• _Direction_
Among the lines below, how many carry the string "sysselsatte"? Reply with a number and nothing else.

━━━

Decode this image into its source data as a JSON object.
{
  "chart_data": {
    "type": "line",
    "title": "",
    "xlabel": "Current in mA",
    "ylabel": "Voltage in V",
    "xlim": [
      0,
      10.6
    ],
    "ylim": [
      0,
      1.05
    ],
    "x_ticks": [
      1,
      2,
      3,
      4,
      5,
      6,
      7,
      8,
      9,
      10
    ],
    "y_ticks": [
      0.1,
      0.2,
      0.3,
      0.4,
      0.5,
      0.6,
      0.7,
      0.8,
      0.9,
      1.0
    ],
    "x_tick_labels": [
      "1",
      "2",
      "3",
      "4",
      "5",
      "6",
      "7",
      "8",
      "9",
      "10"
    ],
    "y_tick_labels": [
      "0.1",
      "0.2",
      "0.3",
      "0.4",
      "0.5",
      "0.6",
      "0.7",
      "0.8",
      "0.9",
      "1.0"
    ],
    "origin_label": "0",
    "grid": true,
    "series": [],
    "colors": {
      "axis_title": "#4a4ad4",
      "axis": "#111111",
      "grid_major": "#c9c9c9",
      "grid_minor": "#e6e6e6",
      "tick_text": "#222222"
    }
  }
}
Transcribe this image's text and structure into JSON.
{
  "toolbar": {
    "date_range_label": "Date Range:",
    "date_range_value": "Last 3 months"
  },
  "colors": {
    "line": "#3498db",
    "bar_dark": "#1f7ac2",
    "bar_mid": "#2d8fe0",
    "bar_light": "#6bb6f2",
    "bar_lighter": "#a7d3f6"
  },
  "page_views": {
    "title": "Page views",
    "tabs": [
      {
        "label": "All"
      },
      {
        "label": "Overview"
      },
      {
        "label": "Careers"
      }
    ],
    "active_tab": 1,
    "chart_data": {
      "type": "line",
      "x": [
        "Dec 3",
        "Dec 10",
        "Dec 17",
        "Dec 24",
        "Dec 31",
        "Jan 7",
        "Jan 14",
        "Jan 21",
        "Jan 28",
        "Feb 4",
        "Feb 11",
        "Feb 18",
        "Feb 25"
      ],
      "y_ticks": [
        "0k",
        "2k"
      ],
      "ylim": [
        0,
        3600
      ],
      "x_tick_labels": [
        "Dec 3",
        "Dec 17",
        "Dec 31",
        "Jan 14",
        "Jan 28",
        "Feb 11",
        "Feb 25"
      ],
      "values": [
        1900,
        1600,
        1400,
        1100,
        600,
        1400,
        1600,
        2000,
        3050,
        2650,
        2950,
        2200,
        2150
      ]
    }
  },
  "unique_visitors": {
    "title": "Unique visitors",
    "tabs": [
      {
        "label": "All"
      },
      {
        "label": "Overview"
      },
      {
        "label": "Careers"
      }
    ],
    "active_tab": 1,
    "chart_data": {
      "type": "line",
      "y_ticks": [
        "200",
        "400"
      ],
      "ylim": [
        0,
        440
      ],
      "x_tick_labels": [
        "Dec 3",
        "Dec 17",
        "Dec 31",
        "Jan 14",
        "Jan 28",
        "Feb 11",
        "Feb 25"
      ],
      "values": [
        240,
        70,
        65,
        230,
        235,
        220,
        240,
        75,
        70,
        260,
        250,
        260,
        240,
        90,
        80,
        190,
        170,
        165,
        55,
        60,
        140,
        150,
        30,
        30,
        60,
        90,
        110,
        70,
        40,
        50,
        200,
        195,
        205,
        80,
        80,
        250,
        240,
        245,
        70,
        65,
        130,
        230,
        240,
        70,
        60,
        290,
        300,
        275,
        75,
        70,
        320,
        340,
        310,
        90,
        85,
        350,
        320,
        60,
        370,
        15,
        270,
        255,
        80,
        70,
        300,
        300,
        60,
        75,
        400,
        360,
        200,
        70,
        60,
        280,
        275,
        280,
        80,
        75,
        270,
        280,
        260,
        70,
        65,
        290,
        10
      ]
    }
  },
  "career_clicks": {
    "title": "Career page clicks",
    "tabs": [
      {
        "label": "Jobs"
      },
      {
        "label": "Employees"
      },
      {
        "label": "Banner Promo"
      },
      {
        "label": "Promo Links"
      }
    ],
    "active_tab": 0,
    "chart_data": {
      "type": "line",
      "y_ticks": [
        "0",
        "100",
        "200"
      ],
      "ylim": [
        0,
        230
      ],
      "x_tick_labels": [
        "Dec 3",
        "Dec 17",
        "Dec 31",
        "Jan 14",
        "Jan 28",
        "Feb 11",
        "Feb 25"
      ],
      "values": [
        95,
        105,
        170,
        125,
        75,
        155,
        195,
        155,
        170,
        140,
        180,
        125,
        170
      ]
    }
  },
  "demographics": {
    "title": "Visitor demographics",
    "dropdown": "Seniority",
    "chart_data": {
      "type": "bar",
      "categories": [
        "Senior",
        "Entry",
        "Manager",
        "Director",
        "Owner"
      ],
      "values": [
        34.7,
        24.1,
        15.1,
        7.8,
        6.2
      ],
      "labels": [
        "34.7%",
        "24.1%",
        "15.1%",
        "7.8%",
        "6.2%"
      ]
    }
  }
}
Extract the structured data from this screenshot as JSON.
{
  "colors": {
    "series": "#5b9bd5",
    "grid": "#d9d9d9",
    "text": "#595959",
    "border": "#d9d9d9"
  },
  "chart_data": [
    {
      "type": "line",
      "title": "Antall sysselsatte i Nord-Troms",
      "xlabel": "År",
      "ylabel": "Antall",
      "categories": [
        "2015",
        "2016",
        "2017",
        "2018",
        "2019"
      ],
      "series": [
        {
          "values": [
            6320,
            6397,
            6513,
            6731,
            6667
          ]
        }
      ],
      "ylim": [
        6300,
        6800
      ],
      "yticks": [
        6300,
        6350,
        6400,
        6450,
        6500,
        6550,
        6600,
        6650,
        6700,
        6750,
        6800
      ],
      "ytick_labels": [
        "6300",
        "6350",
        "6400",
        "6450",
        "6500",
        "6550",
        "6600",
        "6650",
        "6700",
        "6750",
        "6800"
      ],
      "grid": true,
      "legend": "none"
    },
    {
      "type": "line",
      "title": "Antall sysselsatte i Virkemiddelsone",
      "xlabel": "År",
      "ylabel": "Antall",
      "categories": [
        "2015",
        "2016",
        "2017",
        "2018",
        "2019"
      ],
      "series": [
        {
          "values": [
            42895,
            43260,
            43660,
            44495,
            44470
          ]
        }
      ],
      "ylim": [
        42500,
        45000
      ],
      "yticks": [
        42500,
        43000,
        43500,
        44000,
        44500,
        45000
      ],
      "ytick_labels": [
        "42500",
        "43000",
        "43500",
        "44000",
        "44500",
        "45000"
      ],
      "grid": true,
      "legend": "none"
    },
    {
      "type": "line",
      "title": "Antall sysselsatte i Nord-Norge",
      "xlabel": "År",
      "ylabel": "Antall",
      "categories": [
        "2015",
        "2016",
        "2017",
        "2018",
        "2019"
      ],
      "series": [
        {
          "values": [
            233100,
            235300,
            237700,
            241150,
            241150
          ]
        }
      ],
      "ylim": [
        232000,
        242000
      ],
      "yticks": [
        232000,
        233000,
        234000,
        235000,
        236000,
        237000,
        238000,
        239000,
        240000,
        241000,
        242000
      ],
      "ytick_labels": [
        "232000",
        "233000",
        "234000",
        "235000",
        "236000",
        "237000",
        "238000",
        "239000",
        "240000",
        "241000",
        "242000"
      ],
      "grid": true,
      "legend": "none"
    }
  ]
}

━━━

• _Result of the exercise_
3